• **Exercise description**
Pick out all lines with the word "text" from the records that follow.
[BEGIN Exercise input]
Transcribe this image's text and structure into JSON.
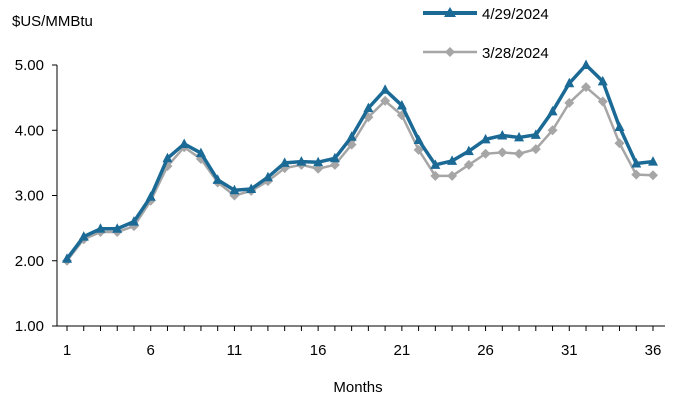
{
  "chart_data": {
    "type": "line",
    "title": "",
    "ylabel": "$US/MMBtu",
    "xlabel": "Months",
    "ylim": [
      1.0,
      5.0
    ],
    "xlim": [
      1,
      36
    ],
    "yticks": [
      "1.00",
      "2.00",
      "3.00",
      "4.00",
      "5.00"
    ],
    "xticks": [
      "1",
      "6",
      "11",
      "16",
      "21",
      "26",
      "31",
      "36"
    ],
    "grid": false,
    "legend_position": "top-right",
    "x": [
      1,
      2,
      3,
      4,
      5,
      6,
      7,
      8,
      9,
      10,
      11,
      12,
      13,
      14,
      15,
      16,
      17,
      18,
      19,
      20,
      21,
      22,
      23,
      24,
      25,
      26,
      27,
      28,
      29,
      30,
      31,
      32,
      33,
      34,
      35,
      36
    ],
    "series": [
      {
        "name": "4/29/2024",
        "color": "#1b6a96",
        "marker": "triangle",
        "values": [
          2.03,
          2.37,
          2.49,
          2.49,
          2.6,
          2.98,
          3.57,
          3.79,
          3.65,
          3.24,
          3.08,
          3.1,
          3.28,
          3.5,
          3.52,
          3.51,
          3.57,
          3.9,
          4.34,
          4.62,
          4.38,
          3.85,
          3.47,
          3.53,
          3.68,
          3.86,
          3.92,
          3.89,
          3.93,
          4.29,
          4.72,
          5.0,
          4.75,
          4.05,
          3.49,
          3.52
        ]
      },
      {
        "name": "3/28/2024",
        "color": "#a6a6a6",
        "marker": "diamond",
        "values": [
          2.0,
          2.33,
          2.44,
          2.44,
          2.53,
          2.92,
          3.45,
          3.74,
          3.56,
          3.2,
          3.0,
          3.07,
          3.22,
          3.42,
          3.47,
          3.41,
          3.47,
          3.78,
          4.2,
          4.45,
          4.23,
          3.7,
          3.3,
          3.3,
          3.47,
          3.64,
          3.66,
          3.64,
          3.71,
          4.0,
          4.42,
          4.66,
          4.44,
          3.8,
          3.32,
          3.31
        ]
      }
    ]
  }
}
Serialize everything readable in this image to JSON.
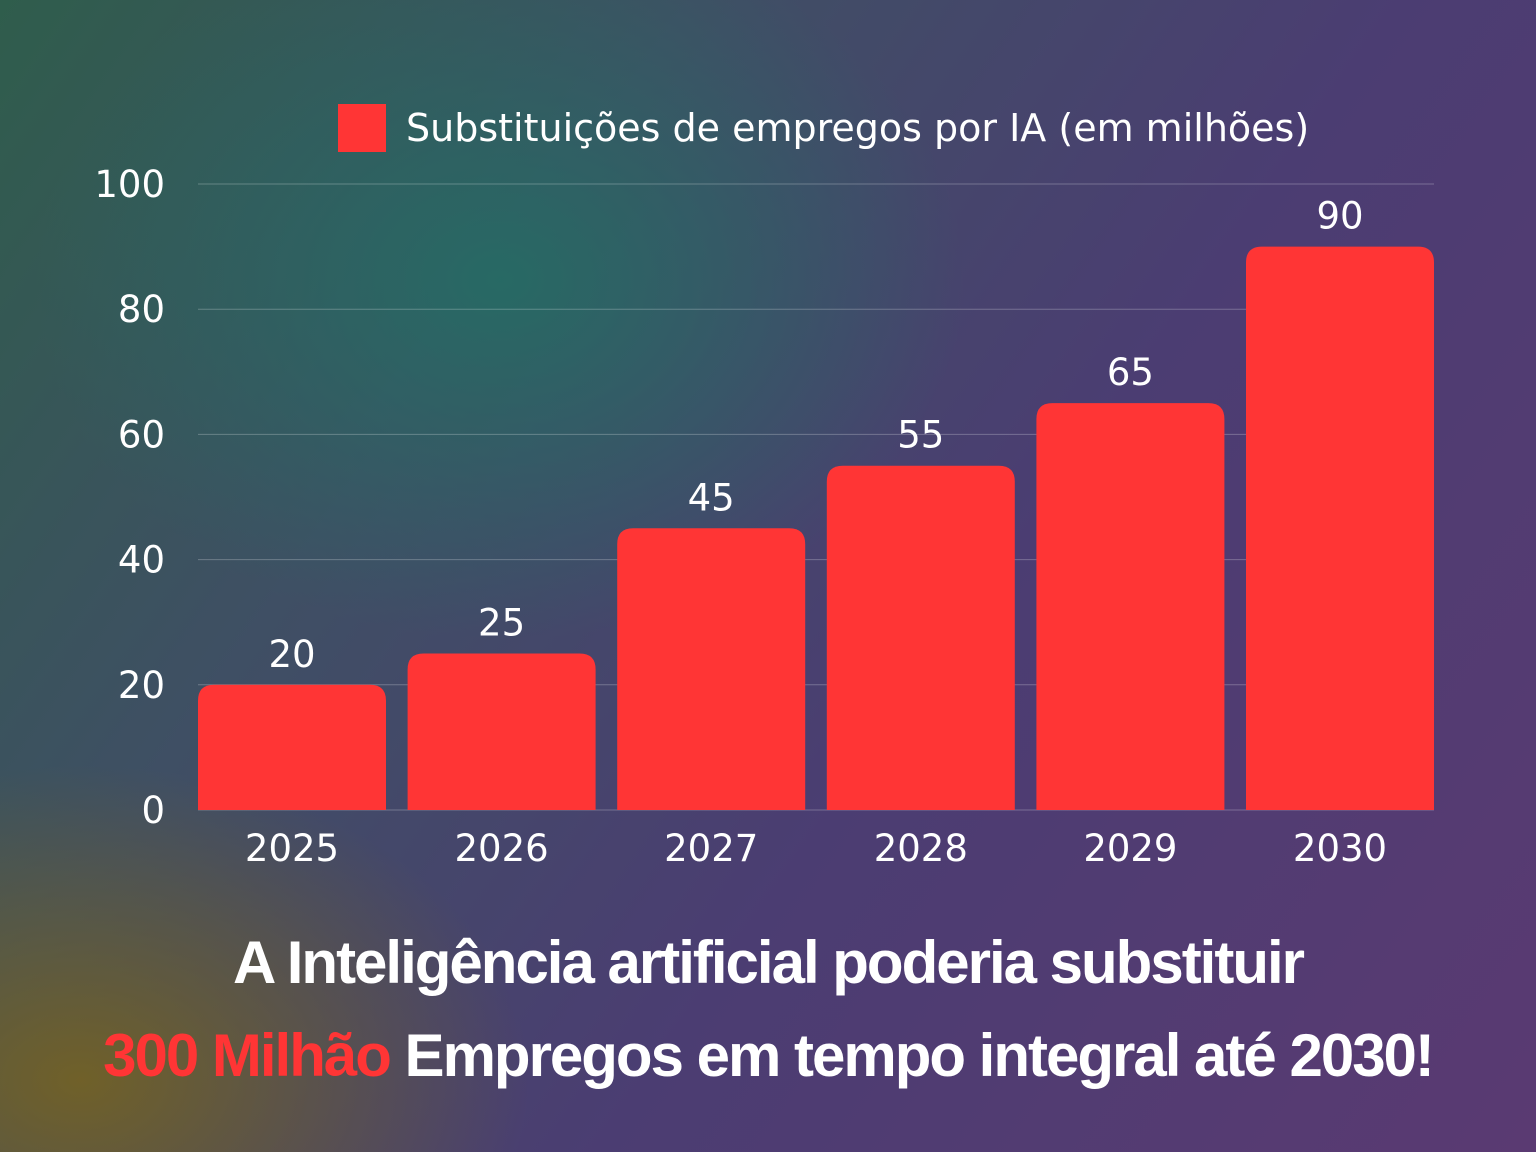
{
  "colors": {
    "bar": "#ff3535",
    "text": "#ffffff",
    "grid": "rgba(255,255,255,0.25)",
    "highlight": "#ff3535"
  },
  "chart_data": {
    "type": "bar",
    "categories": [
      "2025",
      "2026",
      "2027",
      "2028",
      "2029",
      "2030"
    ],
    "series": [
      {
        "name": "Substituições de empregos por IA (em milhões)",
        "values": [
          20,
          25,
          45,
          55,
          65,
          90
        ]
      }
    ],
    "ylim": [
      0,
      100
    ],
    "yticks": [
      0,
      20,
      40,
      60,
      80,
      100
    ],
    "grid": true,
    "legend_position": "top",
    "data_labels": true
  },
  "headline": {
    "line1": "A Inteligência artificial poderia substituir",
    "line2_highlight": "300 Milhão",
    "line2_rest": " Empregos em tempo integral até 2030!"
  }
}
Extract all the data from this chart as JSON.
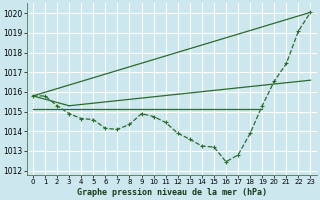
{
  "background_color": "#cce8ee",
  "grid_color": "#ffffff",
  "line_color": "#2d6a2d",
  "xlabel": "Graphe pression niveau de la mer (hPa)",
  "xlim": [
    -0.5,
    23.5
  ],
  "ylim": [
    1011.8,
    1020.5
  ],
  "yticks": [
    1012,
    1013,
    1014,
    1015,
    1016,
    1017,
    1018,
    1019,
    1020
  ],
  "xticks": [
    0,
    1,
    2,
    3,
    4,
    5,
    6,
    7,
    8,
    9,
    10,
    11,
    12,
    13,
    14,
    15,
    16,
    17,
    18,
    19,
    20,
    21,
    22,
    23
  ],
  "series": [
    {
      "x": [
        0,
        1,
        2,
        3,
        4,
        5,
        6,
        7,
        8,
        9,
        10,
        11,
        12,
        13,
        14,
        15,
        16,
        17,
        18,
        19,
        20,
        21,
        22,
        23
      ],
      "y": [
        1015.8,
        1015.8,
        1015.3,
        1014.9,
        1014.65,
        1014.6,
        1014.15,
        1014.1,
        1014.35,
        1014.9,
        1014.75,
        1014.45,
        1013.9,
        1013.6,
        1013.25,
        1013.2,
        1012.45,
        1012.8,
        1013.9,
        1015.3,
        1016.55,
        1017.45,
        1019.1,
        1020.05
      ],
      "marker": "+",
      "markersize": 3.5,
      "linewidth": 0.9,
      "linestyle": "--"
    },
    {
      "x": [
        0,
        19
      ],
      "y": [
        1015.15,
        1015.15
      ],
      "marker": "",
      "markersize": 0,
      "linewidth": 0.9,
      "linestyle": "-"
    },
    {
      "x": [
        0,
        23
      ],
      "y": [
        1015.8,
        1020.05
      ],
      "marker": "",
      "markersize": 0,
      "linewidth": 0.9,
      "linestyle": "-"
    },
    {
      "x": [
        3,
        23
      ],
      "y": [
        1015.3,
        1016.6
      ],
      "marker": "",
      "markersize": 0,
      "linewidth": 0.9,
      "linestyle": "-"
    },
    {
      "x": [
        0,
        3
      ],
      "y": [
        1015.8,
        1015.3
      ],
      "marker": "",
      "markersize": 0,
      "linewidth": 0.9,
      "linestyle": "-"
    }
  ]
}
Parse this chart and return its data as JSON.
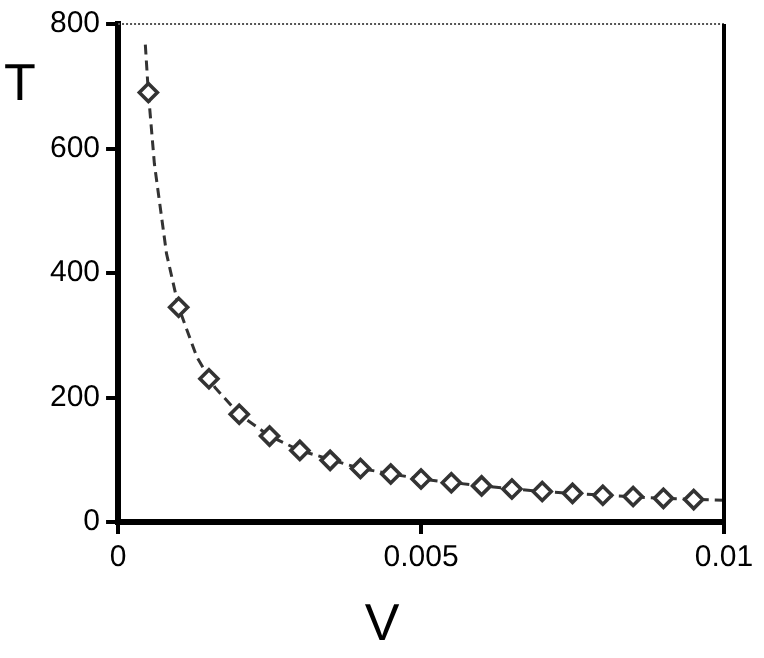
{
  "chart_data": {
    "type": "scatter",
    "xlabel": "V",
    "ylabel": "T",
    "xlim": [
      0,
      0.01
    ],
    "ylim": [
      0,
      800
    ],
    "xticks": [
      0,
      0.005,
      0.01
    ],
    "yticks": [
      0,
      200,
      400,
      600,
      800
    ],
    "grid": false,
    "legend": false,
    "series": [
      {
        "type": "scatter",
        "color": "#333333",
        "marker": "diamond",
        "x": [
          0.0005,
          0.001,
          0.0015,
          0.002,
          0.0025,
          0.003,
          0.0035,
          0.004,
          0.0045,
          0.005,
          0.0055,
          0.006,
          0.0065,
          0.007,
          0.0075,
          0.008,
          0.0085,
          0.009,
          0.0095
        ],
        "values": [
          690,
          345,
          230,
          173,
          138,
          115,
          99,
          86,
          77,
          69,
          63,
          58,
          53,
          49,
          46,
          43,
          41,
          38,
          36
        ]
      },
      {
        "type": "line",
        "color": "#333333",
        "marker": "none",
        "line_style": "dashed",
        "x": [
          0.00045,
          0.0005,
          0.0006,
          0.0008,
          0.001,
          0.0013,
          0.0016,
          0.002,
          0.0025,
          0.003,
          0.004,
          0.005,
          0.006,
          0.007,
          0.008,
          0.009,
          0.01
        ],
        "values": [
          767,
          690,
          575,
          431,
          345,
          265,
          216,
          173,
          138,
          115,
          86,
          69,
          58,
          49,
          43,
          38,
          35
        ]
      }
    ]
  }
}
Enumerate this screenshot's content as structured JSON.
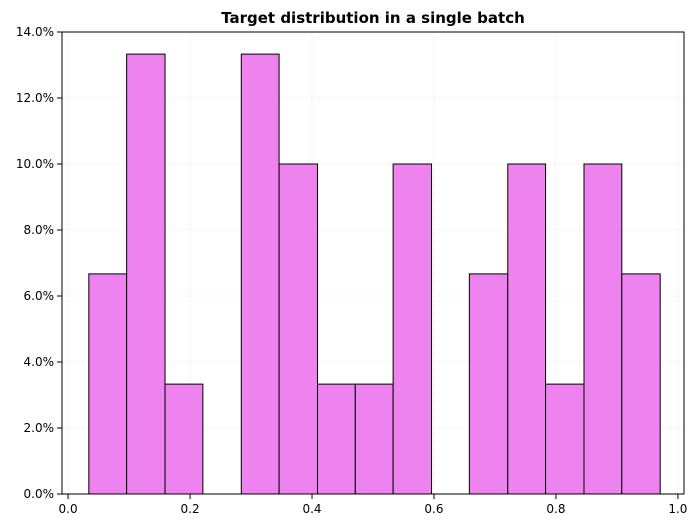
{
  "chart_data": {
    "type": "bar",
    "subtype": "histogram",
    "title": "Target distribution in a single batch",
    "xlabel": "",
    "ylabel": "",
    "xlim": [
      -0.01,
      1.01
    ],
    "ylim": [
      0,
      14.0
    ],
    "x_ticks": [
      0.0,
      0.2,
      0.4,
      0.6,
      0.8,
      1.0
    ],
    "x_tick_labels": [
      "0.0",
      "0.2",
      "0.4",
      "0.6",
      "0.8",
      "1.0"
    ],
    "y_ticks": [
      0,
      2,
      4,
      6,
      8,
      10,
      12,
      14
    ],
    "y_tick_labels": [
      "0.0%",
      "2.0%",
      "4.0%",
      "6.0%",
      "8.0%",
      "10.0%",
      "12.0%",
      "14.0%"
    ],
    "y_unit": "percent",
    "grid": true,
    "bar_color": "#ee82ee",
    "edge_color": "#000000",
    "bins": [
      {
        "start": 0.034,
        "end": 0.096,
        "value": 6.67
      },
      {
        "start": 0.096,
        "end": 0.159,
        "value": 13.33
      },
      {
        "start": 0.159,
        "end": 0.221,
        "value": 3.33
      },
      {
        "start": 0.221,
        "end": 0.284,
        "value": 0.0
      },
      {
        "start": 0.284,
        "end": 0.346,
        "value": 13.33
      },
      {
        "start": 0.346,
        "end": 0.409,
        "value": 10.0
      },
      {
        "start": 0.409,
        "end": 0.471,
        "value": 3.33
      },
      {
        "start": 0.471,
        "end": 0.533,
        "value": 3.33
      },
      {
        "start": 0.533,
        "end": 0.596,
        "value": 10.0
      },
      {
        "start": 0.596,
        "end": 0.658,
        "value": 0.0
      },
      {
        "start": 0.658,
        "end": 0.721,
        "value": 6.67
      },
      {
        "start": 0.721,
        "end": 0.783,
        "value": 10.0
      },
      {
        "start": 0.783,
        "end": 0.846,
        "value": 3.33
      },
      {
        "start": 0.846,
        "end": 0.908,
        "value": 10.0
      },
      {
        "start": 0.908,
        "end": 0.971,
        "value": 6.67
      }
    ]
  }
}
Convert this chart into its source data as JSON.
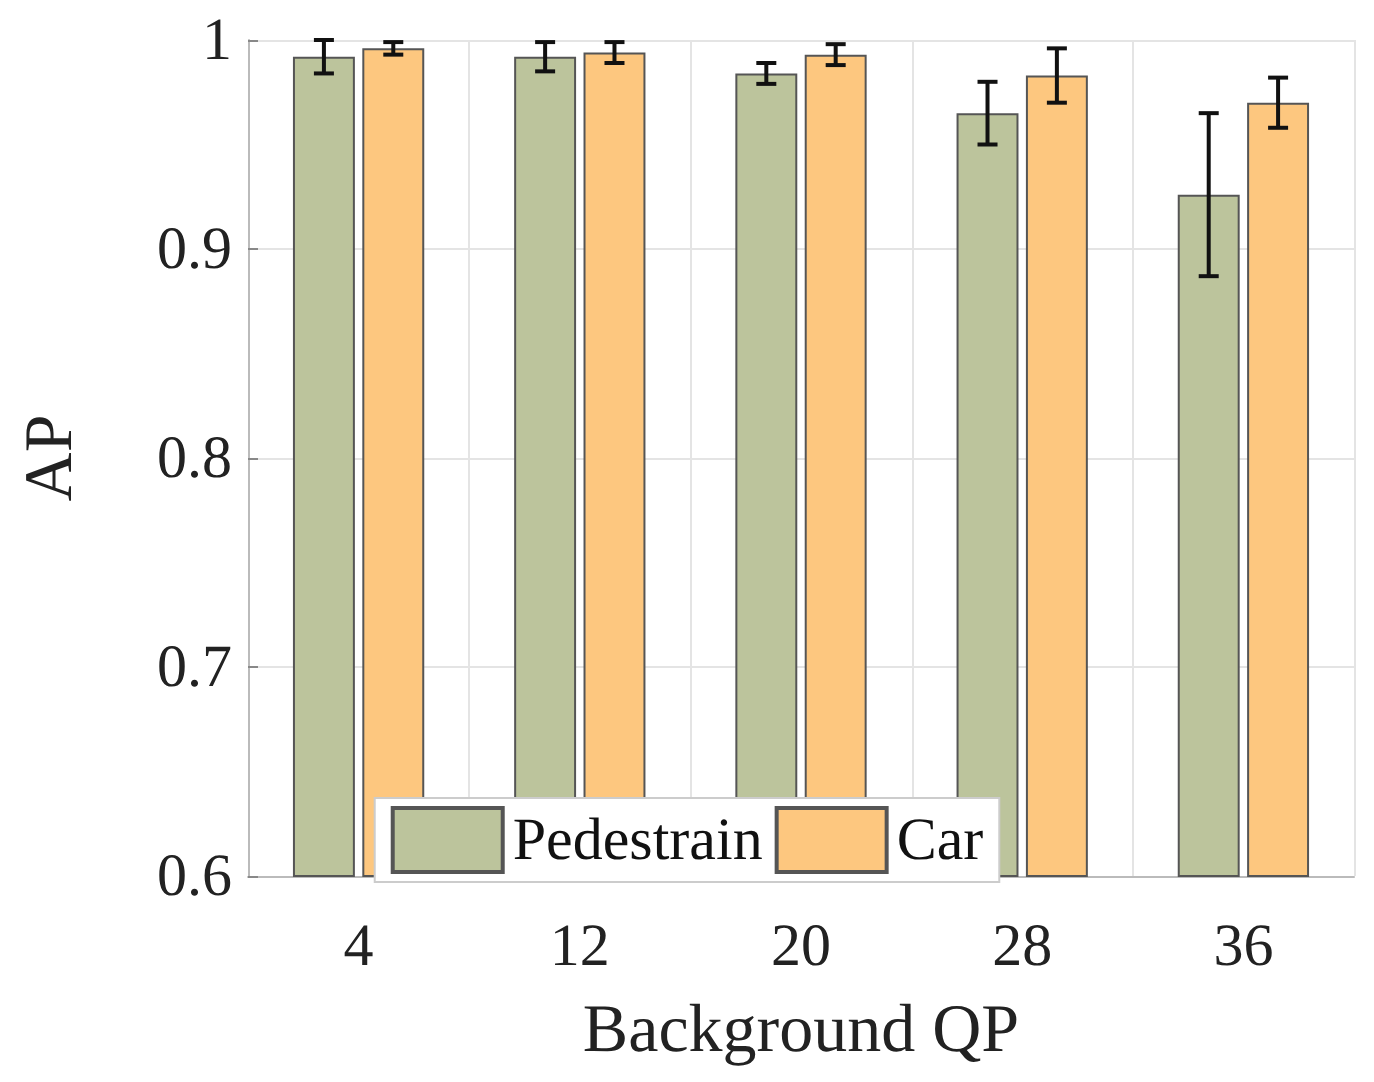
[END Exercise input]
• **Result of this exercise**
Transcribe this image's text and structure into JSON.
    "text": "#ffffff",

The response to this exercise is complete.